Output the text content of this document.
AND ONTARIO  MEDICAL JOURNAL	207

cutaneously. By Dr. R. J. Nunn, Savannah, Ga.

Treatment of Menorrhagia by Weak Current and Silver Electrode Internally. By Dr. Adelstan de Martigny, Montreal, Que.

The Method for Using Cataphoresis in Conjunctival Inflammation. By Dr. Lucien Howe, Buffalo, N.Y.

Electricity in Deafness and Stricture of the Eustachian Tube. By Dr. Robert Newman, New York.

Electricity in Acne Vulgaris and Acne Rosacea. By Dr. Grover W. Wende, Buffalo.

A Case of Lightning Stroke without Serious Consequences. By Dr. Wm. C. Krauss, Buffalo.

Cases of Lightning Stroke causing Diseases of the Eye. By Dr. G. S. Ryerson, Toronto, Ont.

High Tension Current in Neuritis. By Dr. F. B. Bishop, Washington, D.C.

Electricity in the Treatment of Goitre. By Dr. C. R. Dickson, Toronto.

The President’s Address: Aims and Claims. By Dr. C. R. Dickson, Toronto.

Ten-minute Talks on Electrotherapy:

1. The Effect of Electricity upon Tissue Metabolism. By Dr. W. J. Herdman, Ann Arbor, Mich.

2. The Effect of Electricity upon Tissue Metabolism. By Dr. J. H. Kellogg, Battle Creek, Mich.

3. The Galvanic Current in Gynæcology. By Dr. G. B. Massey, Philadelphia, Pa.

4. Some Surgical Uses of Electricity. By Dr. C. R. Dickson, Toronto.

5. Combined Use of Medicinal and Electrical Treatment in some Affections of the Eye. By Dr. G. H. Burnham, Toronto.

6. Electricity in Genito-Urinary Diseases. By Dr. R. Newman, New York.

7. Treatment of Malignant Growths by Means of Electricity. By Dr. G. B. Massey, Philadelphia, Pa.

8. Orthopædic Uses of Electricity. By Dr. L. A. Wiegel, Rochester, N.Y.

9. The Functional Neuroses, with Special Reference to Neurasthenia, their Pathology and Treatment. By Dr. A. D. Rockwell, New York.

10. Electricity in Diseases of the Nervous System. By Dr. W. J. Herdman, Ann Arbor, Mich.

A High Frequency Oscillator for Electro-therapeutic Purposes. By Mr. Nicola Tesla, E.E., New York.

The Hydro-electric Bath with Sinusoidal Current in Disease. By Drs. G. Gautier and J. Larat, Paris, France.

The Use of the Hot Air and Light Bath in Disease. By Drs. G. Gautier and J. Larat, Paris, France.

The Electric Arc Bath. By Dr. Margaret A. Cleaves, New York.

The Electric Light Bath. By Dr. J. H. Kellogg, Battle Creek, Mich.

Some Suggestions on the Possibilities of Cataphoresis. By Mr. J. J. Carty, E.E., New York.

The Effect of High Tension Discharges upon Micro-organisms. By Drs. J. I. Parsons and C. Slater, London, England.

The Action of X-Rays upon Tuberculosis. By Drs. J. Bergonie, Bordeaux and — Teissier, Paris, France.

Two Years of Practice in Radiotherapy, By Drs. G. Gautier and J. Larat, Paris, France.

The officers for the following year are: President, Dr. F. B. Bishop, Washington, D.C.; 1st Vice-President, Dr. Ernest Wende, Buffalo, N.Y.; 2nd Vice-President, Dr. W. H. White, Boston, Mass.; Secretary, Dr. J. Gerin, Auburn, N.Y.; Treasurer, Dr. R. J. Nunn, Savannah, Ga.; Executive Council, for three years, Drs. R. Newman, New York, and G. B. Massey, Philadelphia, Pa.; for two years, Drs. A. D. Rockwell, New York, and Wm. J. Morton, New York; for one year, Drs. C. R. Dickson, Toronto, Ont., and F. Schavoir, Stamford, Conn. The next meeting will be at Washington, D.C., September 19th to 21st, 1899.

☆ ☆ ☆ ☆

-- Exercise --
Identify each line containing the string "Tissue" and copy it out.

-- Answer to this exercise --
1. The Effect of Electricity upon Tissue Metabolism. By Dr. W. J. Herdman, Ann Arbor, Mich.
2. The Effect of Electricity upon Tissue Metabolism. By Dr. J. H. Kellogg, Battle Creek, Mich.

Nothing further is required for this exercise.